> _Dataset extract_
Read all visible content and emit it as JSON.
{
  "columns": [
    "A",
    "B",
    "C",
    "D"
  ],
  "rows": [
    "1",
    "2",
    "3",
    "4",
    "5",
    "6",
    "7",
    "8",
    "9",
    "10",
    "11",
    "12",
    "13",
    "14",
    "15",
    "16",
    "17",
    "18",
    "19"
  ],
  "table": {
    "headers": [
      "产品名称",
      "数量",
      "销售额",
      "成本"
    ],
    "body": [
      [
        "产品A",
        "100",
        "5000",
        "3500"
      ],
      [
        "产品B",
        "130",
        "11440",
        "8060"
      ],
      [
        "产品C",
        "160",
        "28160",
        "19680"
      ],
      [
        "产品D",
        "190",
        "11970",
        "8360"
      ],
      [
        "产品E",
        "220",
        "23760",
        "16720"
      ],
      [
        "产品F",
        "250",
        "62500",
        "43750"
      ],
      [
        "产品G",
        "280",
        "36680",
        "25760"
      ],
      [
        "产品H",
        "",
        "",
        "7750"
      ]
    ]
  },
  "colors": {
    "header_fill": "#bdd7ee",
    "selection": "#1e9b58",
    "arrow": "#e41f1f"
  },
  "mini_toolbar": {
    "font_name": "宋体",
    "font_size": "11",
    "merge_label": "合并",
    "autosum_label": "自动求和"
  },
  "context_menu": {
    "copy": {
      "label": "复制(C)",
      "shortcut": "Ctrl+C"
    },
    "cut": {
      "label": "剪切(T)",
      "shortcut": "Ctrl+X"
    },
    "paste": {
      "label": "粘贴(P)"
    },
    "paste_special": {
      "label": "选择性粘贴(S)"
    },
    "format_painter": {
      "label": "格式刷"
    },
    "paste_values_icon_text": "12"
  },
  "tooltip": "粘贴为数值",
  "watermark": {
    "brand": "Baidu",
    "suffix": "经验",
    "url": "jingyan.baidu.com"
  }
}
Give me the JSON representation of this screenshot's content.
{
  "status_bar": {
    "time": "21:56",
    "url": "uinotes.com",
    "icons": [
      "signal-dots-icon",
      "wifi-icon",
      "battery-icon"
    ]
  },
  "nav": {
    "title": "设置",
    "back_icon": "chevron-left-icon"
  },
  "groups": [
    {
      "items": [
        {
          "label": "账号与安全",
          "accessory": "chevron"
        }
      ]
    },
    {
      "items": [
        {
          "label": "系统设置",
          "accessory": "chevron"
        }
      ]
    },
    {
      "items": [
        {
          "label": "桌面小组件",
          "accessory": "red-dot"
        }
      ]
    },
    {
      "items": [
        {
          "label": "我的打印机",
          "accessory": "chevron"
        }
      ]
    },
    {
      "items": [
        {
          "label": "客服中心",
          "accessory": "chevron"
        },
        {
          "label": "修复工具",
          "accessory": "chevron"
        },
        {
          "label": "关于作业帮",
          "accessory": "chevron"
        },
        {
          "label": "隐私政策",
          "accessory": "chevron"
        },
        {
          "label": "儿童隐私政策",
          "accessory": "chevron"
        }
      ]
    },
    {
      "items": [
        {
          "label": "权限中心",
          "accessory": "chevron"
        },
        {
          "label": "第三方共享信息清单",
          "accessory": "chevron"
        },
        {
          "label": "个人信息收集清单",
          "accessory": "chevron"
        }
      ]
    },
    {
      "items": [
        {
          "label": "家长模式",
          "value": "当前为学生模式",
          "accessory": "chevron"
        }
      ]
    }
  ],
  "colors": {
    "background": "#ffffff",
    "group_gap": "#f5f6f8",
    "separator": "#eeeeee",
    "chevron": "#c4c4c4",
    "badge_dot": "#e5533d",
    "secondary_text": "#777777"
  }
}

> _What to do_
Please reproduce each record precisely as written.

> _Finished answer_
Read all visible content and emit it as JSON.
{
  "columns": [
    "A",
    "B",
    "C",
    "D"
  ],
  "rows": [
    "1",
    "2",
    "3",
    "4",
    "5",
    "6",
    "7",
    "8",
    "9",
    "10",
    "11",
    "12",
    "13",
    "14",
    "15",
    "16",
    "17",
    "18",
    "19"
  ],
  "table": {
    "headers": [
      "产品名称",
      "数量",
      "销售额",
      "成本"
    ],
    "body": [
      [
        "产品A",
        "100",
        "5000",
        "3500"
      ],
      [
        "产品B",
        "130",
        "11440",
        "8060"
      ],
      [
        "产品C",
        "160",
        "28160",
        "19680"
      ],
      [
        "产品D",
        "190",
        "11970",
        "8360"
      ],
      [
        "产品E",
        "220",
        "23760",
        "16720"
      ],
      [
        "产品F",
        "250",
        "62500",
        "43750"
      ],
      [
        "产品G",
        "280",
        "36680",
        "25760"
      ],
      [
        "产品H",
        "",
        "",
        "7750"
      ]
    ]
  },
  "colors": {
    "header_fill": "#bdd7ee",
    "selection": "#1e9b58",
    "arrow": "#e41f1f"
  },
  "mini_toolbar": {
    "font_name": "宋体",
    "font_size": "11",
    "merge_label": "合并",
    "autosum_label": "自动求和"
  },
  "context_menu": {
    "copy": {
      "label": "复制(C)",
      "shortcut": "Ctrl+C"
    },
    "cut": {
      "label": "剪切(T)",
      "shortcut": "Ctrl+X"
    },
    "paste": {
      "label": "粘贴(P)"
    },
    "paste_special": {
      "label": "选择性粘贴(S)"
    },
    "format_painter": {
      "label": "格式刷"
    },
    "paste_values_icon_text": "12"
  },
  "tooltip": "粘贴为数值",
  "watermark": {
    "brand": "Baidu",
    "suffix": "经验",
    "url": "jingyan.baidu.com"
  }
}
Give me the JSON representation of this screenshot's content.
{
  "status_bar": {
    "time": "21:56",
    "url": "uinotes.com",
    "icons": [
      "signal-dots-icon",
      "wifi-icon",
      "battery-icon"
    ]
  },
  "nav": {
    "title": "设置",
    "back_icon": "chevron-left-icon"
  },
  "groups": [
    {
      "items": [
        {
          "label": "账号与安全",
          "accessory": "chevron"
        }
      ]
    },
    {
      "items": [
        {
          "label": "系统设置",
          "accessory": "chevron"
        }
      ]
    },
    {
      "items": [
        {
          "label": "桌面小组件",
          "accessory": "red-dot"
        }
      ]
    },
    {
      "items": [
        {
          "label": "我的打印机",
          "accessory": "chevron"
        }
      ]
    },
    {
      "items": [
        {
          "label": "客服中心",
          "accessory": "chevron"
        },
        {
          "label": "修复工具",
          "accessory": "chevron"
        },
        {
          "label": "关于作业帮",
          "accessory": "chevron"
        },
        {
          "label": "隐私政策",
          "accessory": "chevron"
        },
        {
          "label": "儿童隐私政策",
          "accessory": "chevron"
        }
      ]
    },
    {
      "items": [
        {
          "label": "权限中心",
          "accessory": "chevron"
        },
        {
          "label": "第三方共享信息清单",
          "accessory": "chevron"
        },
        {
          "label": "个人信息收集清单",
          "accessory": "chevron"
        }
      ]
    },
    {
      "items": [
        {
          "label": "家长模式",
          "value": "当前为学生模式",
          "accessory": "chevron"
        }
      ]
    }
  ],
  "colors": {
    "background": "#ffffff",
    "group_gap": "#f5f6f8",
    "separator": "#eeeeee",
    "chevron": "#c4c4c4",
    "badge_dot": "#e5533d",
    "secondary_text": "#777777"
  }
}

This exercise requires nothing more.